REQUIREMENTS »
In the listing below, count the lines with "易用更安全" and report only the figure.

───── DATA ─────

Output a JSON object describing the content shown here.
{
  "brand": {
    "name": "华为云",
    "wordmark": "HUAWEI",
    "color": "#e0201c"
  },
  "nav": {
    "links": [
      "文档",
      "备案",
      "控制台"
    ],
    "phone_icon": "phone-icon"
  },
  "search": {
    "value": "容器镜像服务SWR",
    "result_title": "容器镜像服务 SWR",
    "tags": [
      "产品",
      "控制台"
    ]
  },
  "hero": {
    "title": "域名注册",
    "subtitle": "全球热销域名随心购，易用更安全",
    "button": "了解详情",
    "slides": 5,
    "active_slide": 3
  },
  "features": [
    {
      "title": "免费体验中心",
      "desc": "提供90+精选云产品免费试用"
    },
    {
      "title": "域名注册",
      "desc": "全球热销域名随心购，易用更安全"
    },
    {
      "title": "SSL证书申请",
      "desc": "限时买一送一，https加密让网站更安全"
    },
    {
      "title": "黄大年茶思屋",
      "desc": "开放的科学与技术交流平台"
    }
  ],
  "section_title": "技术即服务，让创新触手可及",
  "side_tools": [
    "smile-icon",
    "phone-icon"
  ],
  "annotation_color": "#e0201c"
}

─────

RESPONSE »
2